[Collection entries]
^^^^^^^^

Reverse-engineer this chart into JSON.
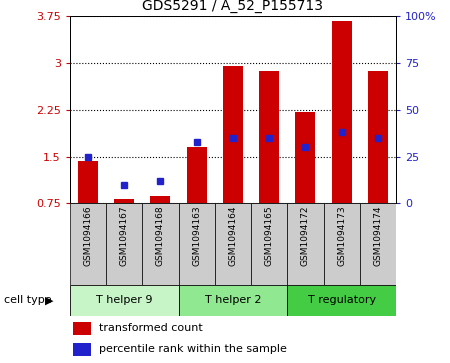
{
  "title": "GDS5291 / A_52_P155713",
  "samples": [
    "GSM1094166",
    "GSM1094167",
    "GSM1094168",
    "GSM1094163",
    "GSM1094164",
    "GSM1094165",
    "GSM1094172",
    "GSM1094173",
    "GSM1094174"
  ],
  "transformed_counts": [
    1.43,
    0.82,
    0.87,
    1.65,
    2.95,
    2.88,
    2.22,
    3.68,
    2.88
  ],
  "percentile_ranks": [
    25,
    10,
    12,
    33,
    35,
    35,
    30,
    38,
    35
  ],
  "cell_types": [
    {
      "label": "T helper 9",
      "start": 0,
      "end": 3,
      "color": "#c8f5c8"
    },
    {
      "label": "T helper 2",
      "start": 3,
      "end": 6,
      "color": "#90e890"
    },
    {
      "label": "T regulatory",
      "start": 6,
      "end": 9,
      "color": "#44cc44"
    }
  ],
  "ylim_left": [
    0.75,
    3.75
  ],
  "ylim_right": [
    0,
    100
  ],
  "yticks_left": [
    0.75,
    1.5,
    2.25,
    3.0,
    3.75
  ],
  "ytick_labels_left": [
    "0.75",
    "1.5",
    "2.25",
    "3",
    "3.75"
  ],
  "yticks_right": [
    0,
    25,
    50,
    75,
    100
  ],
  "ytick_labels_right": [
    "0",
    "25",
    "50",
    "75",
    "100%"
  ],
  "bar_color": "#cc0000",
  "dot_color": "#2222cc",
  "bar_width": 0.55,
  "legend_items": [
    "transformed count",
    "percentile rank within the sample"
  ],
  "cell_type_label": "cell type",
  "sample_bg_color": "#cccccc",
  "arrow_char": "▶"
}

^^^^^^^^

Each entry gets copied exactly; the pictures stay out.

> _Full solution_
Reverse-engineer this chart into JSON.
{
  "title": "GDS5291 / A_52_P155713",
  "samples": [
    "GSM1094166",
    "GSM1094167",
    "GSM1094168",
    "GSM1094163",
    "GSM1094164",
    "GSM1094165",
    "GSM1094172",
    "GSM1094173",
    "GSM1094174"
  ],
  "transformed_counts": [
    1.43,
    0.82,
    0.87,
    1.65,
    2.95,
    2.88,
    2.22,
    3.68,
    2.88
  ],
  "percentile_ranks": [
    25,
    10,
    12,
    33,
    35,
    35,
    30,
    38,
    35
  ],
  "cell_types": [
    {
      "label": "T helper 9",
      "start": 0,
      "end": 3,
      "color": "#c8f5c8"
    },
    {
      "label": "T helper 2",
      "start": 3,
      "end": 6,
      "color": "#90e890"
    },
    {
      "label": "T regulatory",
      "start": 6,
      "end": 9,
      "color": "#44cc44"
    }
  ],
  "ylim_left": [
    0.75,
    3.75
  ],
  "ylim_right": [
    0,
    100
  ],
  "yticks_left": [
    0.75,
    1.5,
    2.25,
    3.0,
    3.75
  ],
  "ytick_labels_left": [
    "0.75",
    "1.5",
    "2.25",
    "3",
    "3.75"
  ],
  "yticks_right": [
    0,
    25,
    50,
    75,
    100
  ],
  "ytick_labels_right": [
    "0",
    "25",
    "50",
    "75",
    "100%"
  ],
  "bar_color": "#cc0000",
  "dot_color": "#2222cc",
  "bar_width": 0.55,
  "legend_items": [
    "transformed count",
    "percentile rank within the sample"
  ],
  "cell_type_label": "cell type",
  "sample_bg_color": "#cccccc",
  "arrow_char": "▶"
}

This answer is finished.